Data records
________________________

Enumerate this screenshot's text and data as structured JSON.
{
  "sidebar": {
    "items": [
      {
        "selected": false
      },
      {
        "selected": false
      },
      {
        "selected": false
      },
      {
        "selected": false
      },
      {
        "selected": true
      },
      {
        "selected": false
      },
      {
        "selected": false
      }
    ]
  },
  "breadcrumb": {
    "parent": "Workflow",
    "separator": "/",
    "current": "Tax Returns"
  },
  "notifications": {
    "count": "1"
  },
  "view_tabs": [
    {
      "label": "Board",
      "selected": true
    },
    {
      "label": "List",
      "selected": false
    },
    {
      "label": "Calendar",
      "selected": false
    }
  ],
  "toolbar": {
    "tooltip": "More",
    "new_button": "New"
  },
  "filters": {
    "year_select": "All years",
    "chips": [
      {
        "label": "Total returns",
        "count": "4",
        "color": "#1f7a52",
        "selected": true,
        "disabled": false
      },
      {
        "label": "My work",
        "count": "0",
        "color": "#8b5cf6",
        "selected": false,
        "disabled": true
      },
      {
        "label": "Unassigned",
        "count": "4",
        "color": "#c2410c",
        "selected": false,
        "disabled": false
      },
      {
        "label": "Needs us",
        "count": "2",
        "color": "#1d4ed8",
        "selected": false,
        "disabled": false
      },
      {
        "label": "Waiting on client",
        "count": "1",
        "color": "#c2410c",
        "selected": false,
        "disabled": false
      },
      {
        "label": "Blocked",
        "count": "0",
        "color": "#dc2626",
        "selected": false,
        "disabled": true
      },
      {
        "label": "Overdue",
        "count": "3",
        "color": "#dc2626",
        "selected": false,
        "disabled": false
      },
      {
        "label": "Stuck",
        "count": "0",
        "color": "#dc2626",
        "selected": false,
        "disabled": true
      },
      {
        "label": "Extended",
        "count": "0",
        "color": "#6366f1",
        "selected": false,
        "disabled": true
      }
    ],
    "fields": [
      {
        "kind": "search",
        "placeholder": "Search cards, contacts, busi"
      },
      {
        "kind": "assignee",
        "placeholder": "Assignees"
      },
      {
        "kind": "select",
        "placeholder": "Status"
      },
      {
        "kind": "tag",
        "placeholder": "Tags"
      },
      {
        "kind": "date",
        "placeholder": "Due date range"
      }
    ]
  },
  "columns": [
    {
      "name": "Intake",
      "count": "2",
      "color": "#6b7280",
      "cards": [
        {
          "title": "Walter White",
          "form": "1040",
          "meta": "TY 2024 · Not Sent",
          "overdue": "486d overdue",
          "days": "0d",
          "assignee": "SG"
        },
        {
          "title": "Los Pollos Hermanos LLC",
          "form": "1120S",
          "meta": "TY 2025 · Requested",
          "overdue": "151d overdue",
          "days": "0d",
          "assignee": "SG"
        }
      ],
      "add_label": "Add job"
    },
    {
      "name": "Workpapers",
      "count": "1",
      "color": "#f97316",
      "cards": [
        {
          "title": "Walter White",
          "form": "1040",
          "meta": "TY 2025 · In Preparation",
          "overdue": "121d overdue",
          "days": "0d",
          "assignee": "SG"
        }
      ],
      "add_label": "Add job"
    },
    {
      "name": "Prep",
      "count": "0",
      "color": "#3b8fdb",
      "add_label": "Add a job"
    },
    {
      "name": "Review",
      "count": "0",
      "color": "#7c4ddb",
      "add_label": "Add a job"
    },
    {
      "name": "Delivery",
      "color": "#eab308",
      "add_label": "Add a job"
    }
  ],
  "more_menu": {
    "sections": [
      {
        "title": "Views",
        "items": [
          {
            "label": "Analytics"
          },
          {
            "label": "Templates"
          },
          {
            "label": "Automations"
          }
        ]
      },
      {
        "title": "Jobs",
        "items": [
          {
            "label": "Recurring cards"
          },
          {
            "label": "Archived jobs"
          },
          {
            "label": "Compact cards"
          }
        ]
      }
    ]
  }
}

________________________

* Work to do:
Faithfully copy every entry, leaving nothing out.

* Written reply:
Enumerate this screenshot's text and data as structured JSON.
{
  "sidebar": {
    "items": [
      {
        "selected": false
      },
      {
        "selected": false
      },
      {
        "selected": false
      },
      {
        "selected": false
      },
      {
        "selected": true
      },
      {
        "selected": false
      },
      {
        "selected": false
      }
    ]
  },
  "breadcrumb": {
    "parent": "Workflow",
    "separator": "/",
    "current": "Tax Returns"
  },
  "notifications": {
    "count": "1"
  },
  "view_tabs": [
    {
      "label": "Board",
      "selected": true
    },
    {
      "label": "List",
      "selected": false
    },
    {
      "label": "Calendar",
      "selected": false
    }
  ],
  "toolbar": {
    "tooltip": "More",
    "new_button": "New"
  },
  "filters": {
    "year_select": "All years",
    "chips": [
      {
        "label": "Total returns",
        "count": "4",
        "color": "#1f7a52",
        "selected": true,
        "disabled": false
      },
      {
        "label": "My work",
        "count": "0",
        "color": "#8b5cf6",
        "selected": false,
        "disabled": true
      },
      {
        "label": "Unassigned",
        "count": "4",
        "color": "#c2410c",
        "selected": false,
        "disabled": false
      },
      {
        "label": "Needs us",
        "count": "2",
        "color": "#1d4ed8",
        "selected": false,
        "disabled": false
      },
      {
        "label": "Waiting on client",
        "count": "1",
        "color": "#c2410c",
        "selected": false,
        "disabled": false
      },
      {
        "label": "Blocked",
        "count": "0",
        "color": "#dc2626",
        "selected": false,
        "disabled": true
      },
      {
        "label": "Overdue",
        "count": "3",
        "color": "#dc2626",
        "selected": false,
        "disabled": false
      },
      {
        "label": "Stuck",
        "count": "0",
        "color": "#dc2626",
        "selected": false,
        "disabled": true
      },
      {
        "label": "Extended",
        "count": "0",
        "color": "#6366f1",
        "selected": false,
        "disabled": true
      }
    ],
    "fields": [
      {
        "kind": "search",
        "placeholder": "Search cards, contacts, busi"
      },
      {
        "kind": "assignee",
        "placeholder": "Assignees"
      },
      {
        "kind": "select",
        "placeholder": "Status"
      },
      {
        "kind": "tag",
        "placeholder": "Tags"
      },
      {
        "kind": "date",
        "placeholder": "Due date range"
      }
    ]
  },
  "columns": [
    {
      "name": "Intake",
      "count": "2",
      "color": "#6b7280",
      "cards": [
        {
          "title": "Walter White",
          "form": "1040",
          "meta": "TY 2024 · Not Sent",
          "overdue": "486d overdue",
          "days": "0d",
          "assignee": "SG"
        },
        {
          "title": "Los Pollos Hermanos LLC",
          "form": "1120S",
          "meta": "TY 2025 · Requested",
          "overdue": "151d overdue",
          "days": "0d",
          "assignee": "SG"
        }
      ],
      "add_label": "Add job"
    },
    {
      "name": "Workpapers",
      "count": "1",
      "color": "#f97316",
      "cards": [
        {
          "title": "Walter White",
          "form": "1040",
          "meta": "TY 2025 · In Preparation",
          "overdue": "121d overdue",
          "days": "0d",
          "assignee": "SG"
        }
      ],
      "add_label": "Add job"
    },
    {
      "name": "Prep",
      "count": "0",
      "color": "#3b8fdb",
      "add_label": "Add a job"
    },
    {
      "name": "Review",
      "count": "0",
      "color": "#7c4ddb",
      "add_label": "Add a job"
    },
    {
      "name": "Delivery",
      "color": "#eab308",
      "add_label": "Add a job"
    }
  ],
  "more_menu": {
    "sections": [
      {
        "title": "Views",
        "items": [
          {
            "label": "Analytics"
          },
          {
            "label": "Templates"
          },
          {
            "label": "Automations"
          }
        ]
      },
      {
        "title": "Jobs",
        "items": [
          {
            "label": "Recurring cards"
          },
          {
            "label": "Archived jobs"
          },
          {
            "label": "Compact cards"
          }
        ]
      }
    ]
  }
}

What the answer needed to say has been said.